GOAL: Render the part of the records that opens with the line containing "svg-text:+: + <box>131 176 137 188</box>" and closes with the line containing "current arrow i_e on" as a JSON list of strings, one string per line, with blank lines omitted.

────────────────────

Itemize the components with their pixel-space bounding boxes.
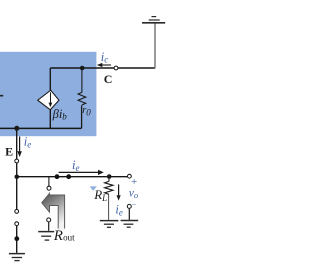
svg-text:+: + <box>131 176 137 188</box>
terminal circle lower <box>15 222 19 226</box>
wire dependent source branch bottom <box>49 110 51 129</box>
wire E down <box>16 128 18 159</box>
current arrow i_e at E <box>17 134 31 157</box>
label fragment r (left edge) <box>0 95 3 97</box>
ground bottom-left <box>9 254 25 261</box>
node C terminal circle <box>114 66 118 70</box>
svg-text:ie: ie <box>24 134 31 149</box>
current arrow i_e on output wire <box>59 158 104 175</box>
terminal circle upper <box>15 210 19 214</box>
svg-text:ie: ie <box>115 202 122 217</box>
svg-text:R: R <box>53 228 63 244</box>
resistor R_L <box>105 177 113 220</box>
annotation marker <box>90 186 97 190</box>
junction dot node E <box>14 126 19 131</box>
ground top-right <box>142 17 165 23</box>
ground below R_L <box>100 221 119 228</box>
svg-text:out: out <box>63 232 75 242</box>
svg-text:E: E <box>5 145 13 159</box>
svg-text:ic: ic <box>101 50 108 65</box>
wire dependent source branch top <box>49 68 51 90</box>
junction dot <box>14 236 19 241</box>
svg-text:−: − <box>132 200 137 209</box>
ground below v_o <box>121 221 139 228</box>
svg-text:RL: RL <box>93 187 107 203</box>
wire bottom emitter rail <box>0 127 81 129</box>
resistor r_o <box>78 68 86 128</box>
wire from output junction down to open terminal <box>16 177 18 210</box>
terminal circle v_o minus <box>127 204 131 208</box>
svg-text:vo: vo <box>129 188 138 201</box>
current arrow i_c <box>97 50 111 67</box>
wire top node C horizontal <box>50 67 155 69</box>
wire stub to ground <box>128 209 130 220</box>
junction dot top of r_o <box>80 66 85 71</box>
stub with terminal circle <box>48 177 50 186</box>
Rout direction arrow gray bent arrow <box>42 193 65 230</box>
junction dots on output wire <box>55 174 60 179</box>
output terminal circle <box>127 174 131 178</box>
transistor model shaded box <box>0 52 96 136</box>
terminal circle Rout <box>47 218 51 222</box>
junction dot <box>14 175 19 180</box>
svg-text:r0: r0 <box>82 105 91 117</box>
wire stub Rout ground <box>48 222 50 231</box>
terminal circle E <box>15 159 19 163</box>
arrow inside diamond <box>50 92 52 103</box>
wire to ground <box>16 226 18 253</box>
svg-text:C: C <box>104 72 113 86</box>
wire C vertical to ground <box>154 24 156 69</box>
svg-text:ie: ie <box>72 158 79 173</box>
dependent current source diamond <box>38 90 59 110</box>
current arrow i_e at R_L <box>115 184 122 217</box>
wire below E circle <box>16 163 18 175</box>
ground Rout <box>38 232 54 241</box>
junction dot R_L tap <box>107 174 112 179</box>
output wire horizontal <box>17 176 128 178</box>
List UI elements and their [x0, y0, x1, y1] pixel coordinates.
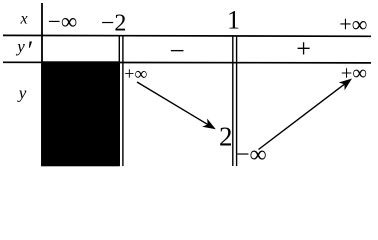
double bar at x = 1	[233, 36, 237, 166]
svg-text:+∞: +∞	[339, 12, 367, 37]
svg-text:′: ′	[28, 36, 34, 65]
row label x	[20, 10, 28, 27]
svg-text:+∞: +∞	[124, 63, 147, 83]
svg-text:y: y	[17, 83, 27, 102]
limit +infinity as x goes to +infinity (y row)	[341, 63, 367, 85]
label -2 (x row)	[101, 10, 127, 36]
svg-text:−∞: −∞	[48, 9, 77, 34]
horizontal rule under x row	[3, 34, 371, 37]
label 1 (x row)	[227, 6, 240, 35]
label -infinity (x row)	[48, 9, 77, 34]
row label y	[17, 83, 27, 102]
black filled region (function undefined for x &lt; -2)	[41, 61, 119, 166]
svg-text:−2: −2	[101, 10, 127, 36]
value 2 (limit at 1-)	[219, 122, 233, 152]
svg-text:+: +	[296, 34, 311, 63]
svg-text:+∞: +∞	[341, 63, 367, 85]
row label y'	[15, 36, 33, 65]
svg-text:x: x	[20, 10, 28, 27]
svg-text:−: −	[170, 36, 185, 66]
limit -infinity at 1+ (y row)	[236, 142, 267, 168]
horizontal rule under y' row	[3, 61, 371, 64]
svg-text:1: 1	[227, 6, 240, 35]
double bar at x = -2	[119, 36, 123, 166]
decreasing arrow from +infinity to 2	[137, 82, 216, 129]
vertical separator after label column	[41, 3, 43, 166]
svg-text:2: 2	[219, 122, 233, 152]
increasing arrow from -infinity to +infinity	[259, 79, 353, 150]
minus sign (y' row)	[170, 36, 185, 66]
plus sign (y' row)	[296, 34, 311, 63]
svg-text:y: y	[15, 37, 25, 56]
label +infinity (x row)	[339, 12, 367, 37]
limit +infinity at -2 (y row)	[124, 63, 147, 83]
svg-text:−∞: −∞	[236, 142, 267, 168]
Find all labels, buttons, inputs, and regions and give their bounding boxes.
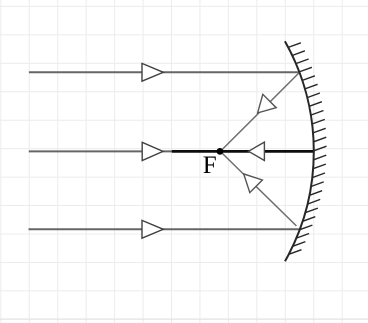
arrowhead on incident ray 2	[142, 142, 163, 160]
mirror hatching (back of mirror)	[288, 43, 326, 255]
arrowhead on upper reflected ray (pointing down-left toward F)	[258, 94, 277, 113]
arrowhead on incident ray 3	[142, 220, 163, 238]
incident ray 2 (middle ray along axis)	[29, 150, 220, 152]
principal axis / reflected axial ray (black)	[172, 150, 314, 153]
reflected ray upper (from mirror top to focal point F)	[220, 73, 299, 152]
concave mirror arc	[285, 41, 314, 261]
incident ray 3 (bottom parallel ray)	[29, 228, 300, 230]
svg-text:F: F	[203, 152, 217, 179]
arrowhead on incident ray 1	[142, 63, 163, 81]
arrowhead on reflected axial ray (pointing left toward F)	[249, 142, 265, 160]
arrowhead on lower reflected ray (pointing up-left toward F)	[244, 174, 263, 193]
reflected ray lower (from mirror bottom to focal point F)	[220, 151, 296, 226]
focal point dot	[217, 148, 224, 155]
incident ray 1 (top parallel ray)	[29, 71, 300, 73]
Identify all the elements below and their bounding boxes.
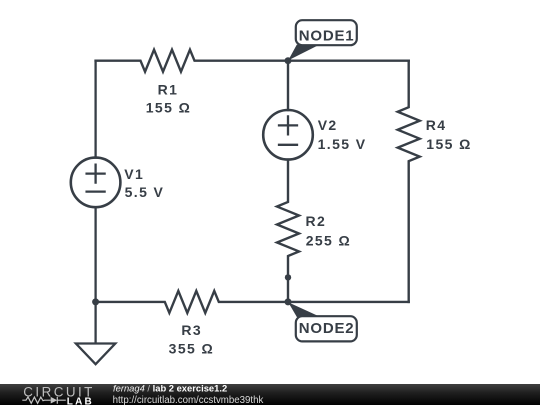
svg-text:http://circuitlab.com/ccstvmbe: http://circuitlab.com/ccstvmbe39thk (113, 395, 264, 405)
svg-text:LAB: LAB (67, 397, 94, 405)
svg-text:fernag4 / lab 2 exercise1.2: fernag4 / lab 2 exercise1.2 (113, 383, 227, 394)
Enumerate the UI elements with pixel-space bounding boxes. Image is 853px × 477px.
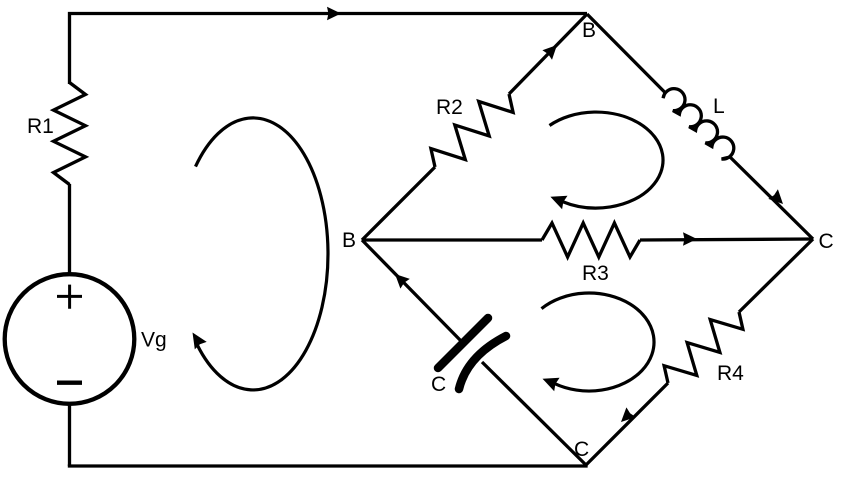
wire: capacitor to node C bottom: [482, 362, 586, 465]
arrowhead on R3 wire: [683, 232, 697, 246]
voltage source Vg circle: [5, 274, 135, 404]
arrowhead on L branch: [768, 189, 783, 204]
wire: bottom horizontal to node C bottom: [68, 464, 586, 466]
wire: node B left to R3: [362, 238, 542, 241]
arrowhead mesh 1: [193, 333, 207, 350]
svg-text:C: C: [574, 438, 589, 461]
wire: R1 bottom to source top: [68, 184, 71, 274]
svg-text:L: L: [713, 95, 725, 118]
wire: source bottom to bottom wire: [68, 403, 71, 466]
wire: R3 to node C right: [640, 239, 813, 240]
inductor L coil: [663, 89, 734, 159]
svg-text:C: C: [819, 230, 834, 253]
capacitor C plate 2 (curved): [459, 336, 506, 389]
wire: node B left to R2: [362, 167, 435, 240]
arrowhead mesh 3: [543, 378, 560, 391]
mesh current loop 1 (left, large ellipse): [196, 118, 328, 390]
arrowhead on top wire: [327, 7, 341, 21]
svg-text:B: B: [342, 229, 356, 252]
svg-text:Vg: Vg: [141, 329, 167, 352]
wire: inductor to node C right: [730, 157, 813, 239]
wire: node C right to R4: [739, 239, 813, 312]
svg-text:R3: R3: [582, 262, 609, 285]
resistor R1: [54, 83, 86, 185]
svg-text:C: C: [431, 373, 446, 396]
wire: R4 to node C bottom: [586, 383, 668, 465]
arrowhead mesh 2: [550, 196, 567, 209]
arrowhead on capacitor branch: [395, 274, 410, 289]
wire: top horizontal from top-left corner to node B top: [70, 14, 588, 85]
resistor R4: [664, 312, 743, 383]
minus sign inside source: [57, 381, 82, 385]
svg-text:R2: R2: [436, 96, 463, 119]
mesh current loop 3 (lower bridge): [542, 293, 655, 391]
arrowhead on R4 branch: [621, 407, 636, 422]
resistor R3: [542, 223, 640, 257]
resistor R2: [431, 94, 513, 167]
svg-text:R4: R4: [717, 362, 744, 385]
svg-text:R1: R1: [27, 115, 54, 138]
arrowhead on R2 branch: [542, 45, 557, 60]
mesh current loop 2 (upper bridge): [550, 112, 664, 208]
wire: R2 to node B top: [509, 14, 587, 94]
plus sign inside source: [57, 285, 82, 309]
wire: node B left to capacitor: [362, 240, 463, 343]
capacitor C plate 1 (straight): [438, 318, 488, 368]
wire: node B top to inductor: [587, 14, 665, 93]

────────────────────

ANSWER FOR THE TASK:
[
  "svg-text:+: + <box>131 176 137 188</box>",
  "terminal circle lower <box>15 222 19 226</box>",
  "wire dependent source branch bottom <box>49 110 51 129</box>",
  "wire E down <box>16 128 18 159</box>",
  "current arrow i_e at E <box>17 134 31 157</box>",
  "label fragment r (left edge) <box>0 95 3 97</box>",
  "ground bottom-left <box>9 254 25 261</box>",
  "node C terminal circle <box>114 66 118 70</box>",
  "svg-text:ie: ie <box>24 134 31 149</box>",
  "current arrow i_e on output wire <box>59 158 104 175</box>"
]